From the entries provided below, copy each line that contains the word "dishonour".

Excerpt from a dataset:
====
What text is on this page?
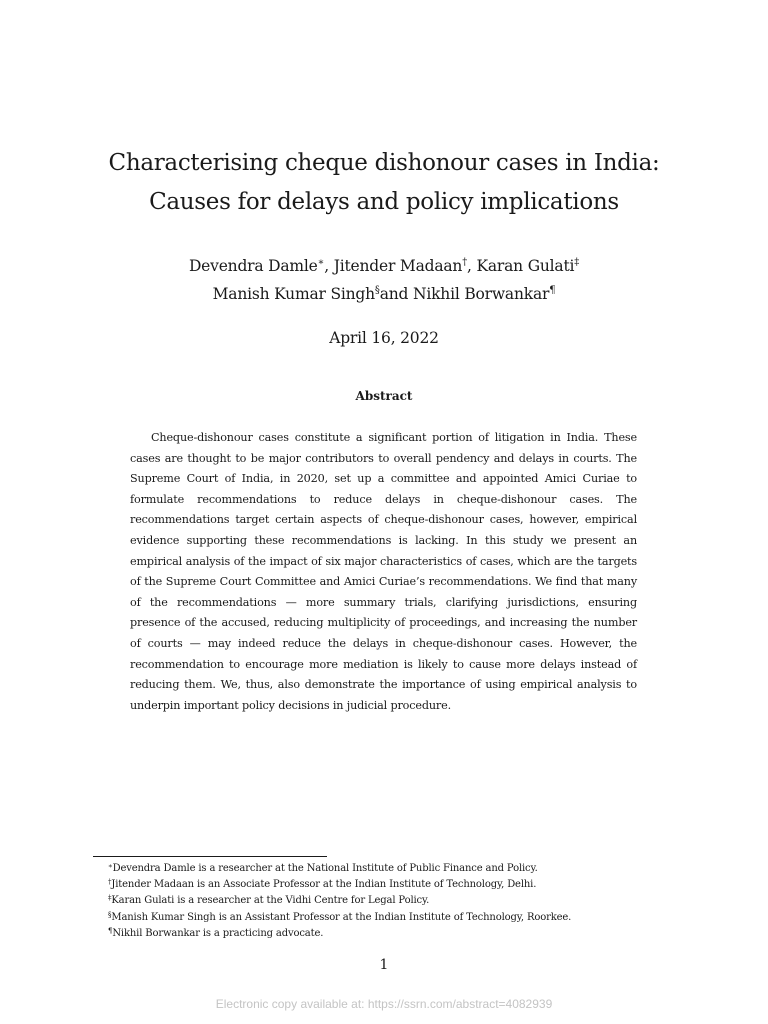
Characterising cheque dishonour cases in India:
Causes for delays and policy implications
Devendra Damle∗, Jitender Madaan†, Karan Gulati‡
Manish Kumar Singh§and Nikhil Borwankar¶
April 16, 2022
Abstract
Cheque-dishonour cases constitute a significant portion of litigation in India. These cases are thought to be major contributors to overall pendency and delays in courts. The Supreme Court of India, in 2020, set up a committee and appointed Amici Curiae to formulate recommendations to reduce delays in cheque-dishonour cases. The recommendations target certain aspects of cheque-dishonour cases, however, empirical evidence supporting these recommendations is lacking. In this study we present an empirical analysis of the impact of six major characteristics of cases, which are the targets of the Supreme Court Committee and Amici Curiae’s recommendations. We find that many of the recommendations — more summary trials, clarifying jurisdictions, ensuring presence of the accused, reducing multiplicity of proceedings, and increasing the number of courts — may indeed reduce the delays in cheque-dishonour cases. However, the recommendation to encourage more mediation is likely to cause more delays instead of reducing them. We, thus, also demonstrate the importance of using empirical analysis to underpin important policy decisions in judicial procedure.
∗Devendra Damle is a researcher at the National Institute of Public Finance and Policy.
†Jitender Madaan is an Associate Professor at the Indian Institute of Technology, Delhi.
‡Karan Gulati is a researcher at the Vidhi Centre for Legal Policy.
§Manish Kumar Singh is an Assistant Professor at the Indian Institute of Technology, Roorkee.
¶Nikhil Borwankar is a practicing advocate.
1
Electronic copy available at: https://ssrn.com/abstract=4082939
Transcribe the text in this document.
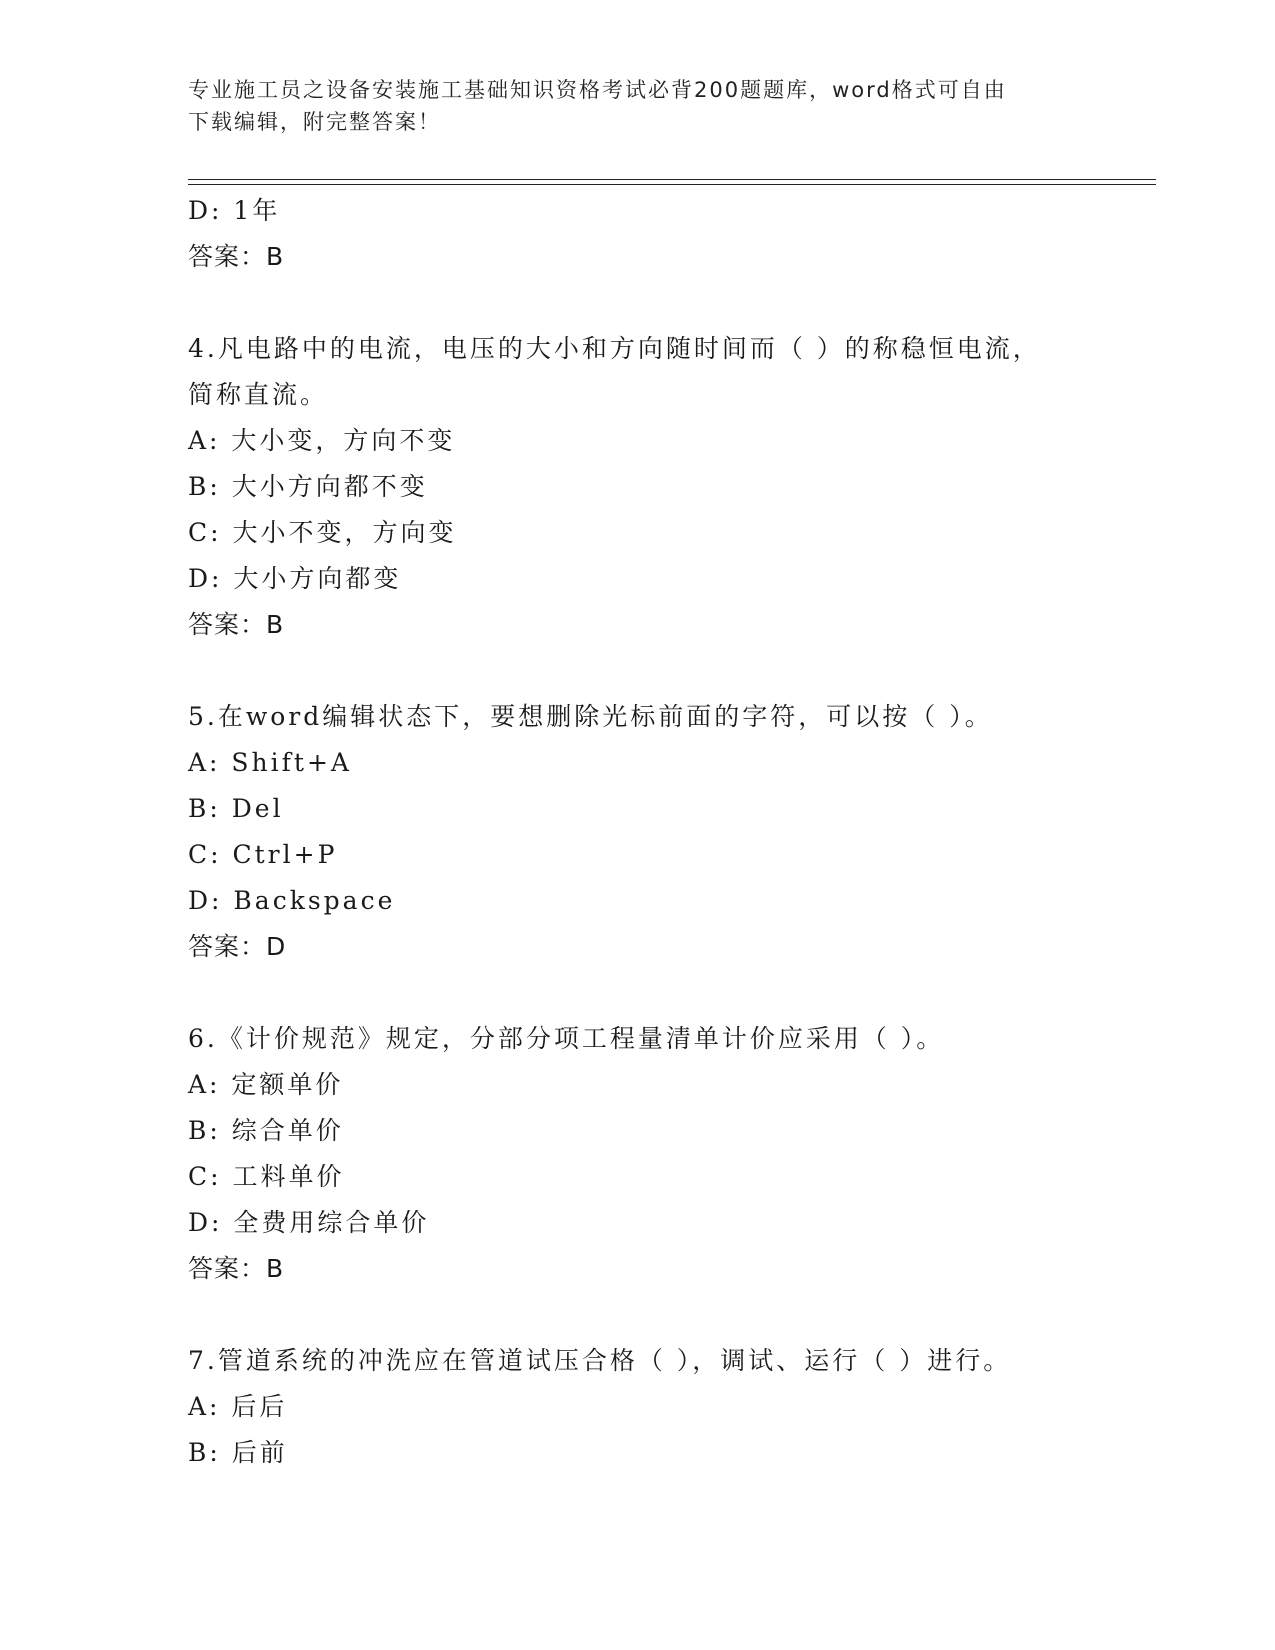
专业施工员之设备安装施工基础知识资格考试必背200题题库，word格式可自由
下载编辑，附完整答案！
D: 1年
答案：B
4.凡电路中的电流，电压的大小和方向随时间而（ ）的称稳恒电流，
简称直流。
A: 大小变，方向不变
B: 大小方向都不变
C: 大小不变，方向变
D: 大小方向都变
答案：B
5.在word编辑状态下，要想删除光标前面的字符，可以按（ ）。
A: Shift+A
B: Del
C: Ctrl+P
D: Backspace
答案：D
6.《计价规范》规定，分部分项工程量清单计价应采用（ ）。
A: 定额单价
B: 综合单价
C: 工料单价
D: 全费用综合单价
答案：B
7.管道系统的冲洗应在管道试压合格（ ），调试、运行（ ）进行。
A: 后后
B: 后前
====
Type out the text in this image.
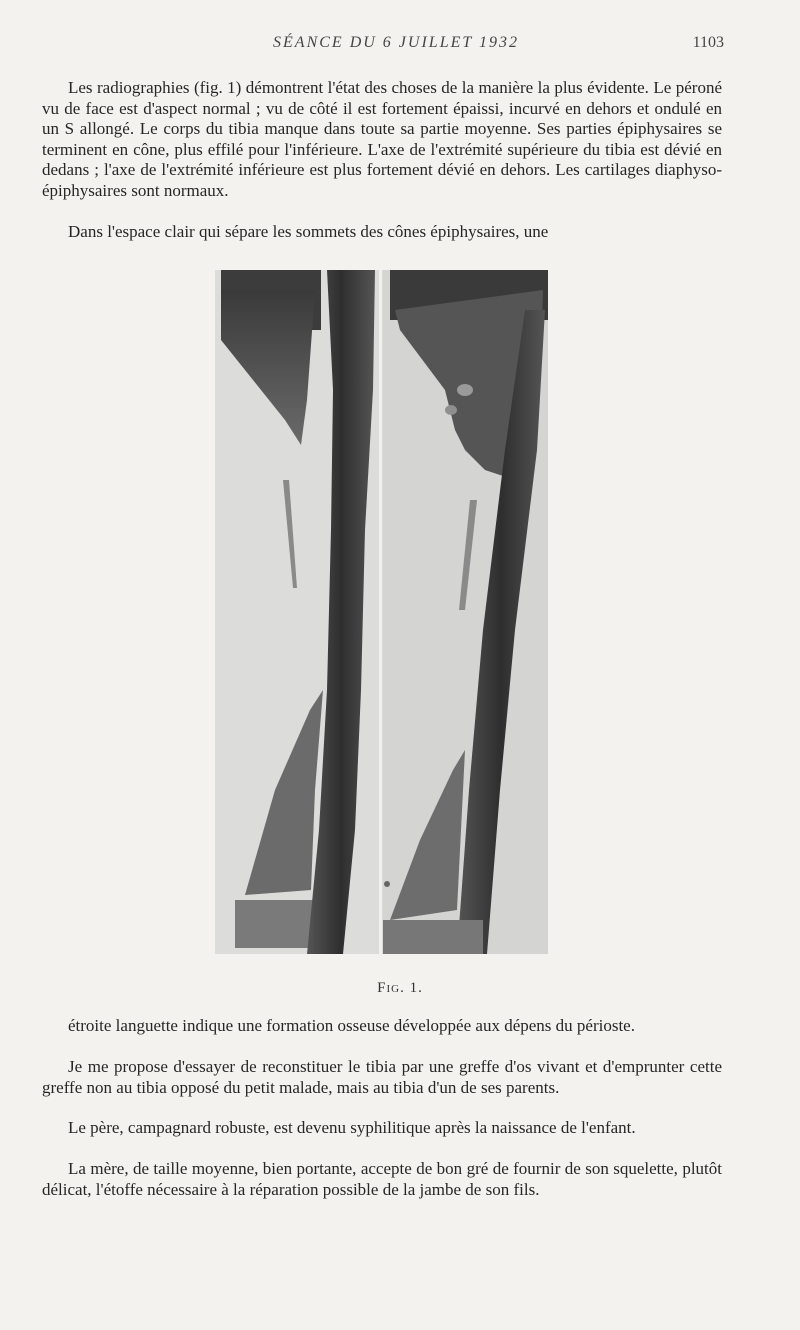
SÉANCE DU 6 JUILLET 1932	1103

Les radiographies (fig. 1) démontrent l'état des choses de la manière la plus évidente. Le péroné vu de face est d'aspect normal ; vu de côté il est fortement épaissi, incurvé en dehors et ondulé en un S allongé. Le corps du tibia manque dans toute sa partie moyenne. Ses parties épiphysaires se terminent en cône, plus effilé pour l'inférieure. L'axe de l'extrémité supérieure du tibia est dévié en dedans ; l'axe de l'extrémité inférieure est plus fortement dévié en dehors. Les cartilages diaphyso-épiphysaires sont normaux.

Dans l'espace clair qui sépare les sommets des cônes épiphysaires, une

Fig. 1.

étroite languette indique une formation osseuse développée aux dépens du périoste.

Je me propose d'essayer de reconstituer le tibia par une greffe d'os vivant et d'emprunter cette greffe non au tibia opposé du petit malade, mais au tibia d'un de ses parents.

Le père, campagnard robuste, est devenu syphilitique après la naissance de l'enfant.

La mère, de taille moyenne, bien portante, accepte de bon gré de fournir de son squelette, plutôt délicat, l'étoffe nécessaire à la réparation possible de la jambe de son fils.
====
### Exercise response
Characterising cheque dishonour cases in India:
Cheque-dishonour cases constitute a significant portion of litigation in India. These cases are thought to be major contributors to overall pendency and delays in courts. The Supreme Court of India, in 2020, set up a committee and appointed Amici Curiae to formulate recommendations to reduce delays in cheque-dishonour cases. The recommendations target certain aspects of cheque-dishonour cases, however, empirical evidence supporting these recommendations is lacking. In this study we present an empirical analysis of the impact of six major characteristics of cases, which are the targets of the Supreme Court Committee and Amici Curiae’s recommendations. We find that many of the recommendations — more summary trials, clarifying jurisdictions, ensuring presence of the accused, reducing multiplicity of proceedings, and increasing the number of courts — may indeed reduce the delays in cheque-dishonour cases. However, the recommendation to encourage more mediation is likely to cause more delays instead of reducing them. We, thus, also demonstrate the importance of using empirical analysis to underpin important policy decisions in judicial procedure.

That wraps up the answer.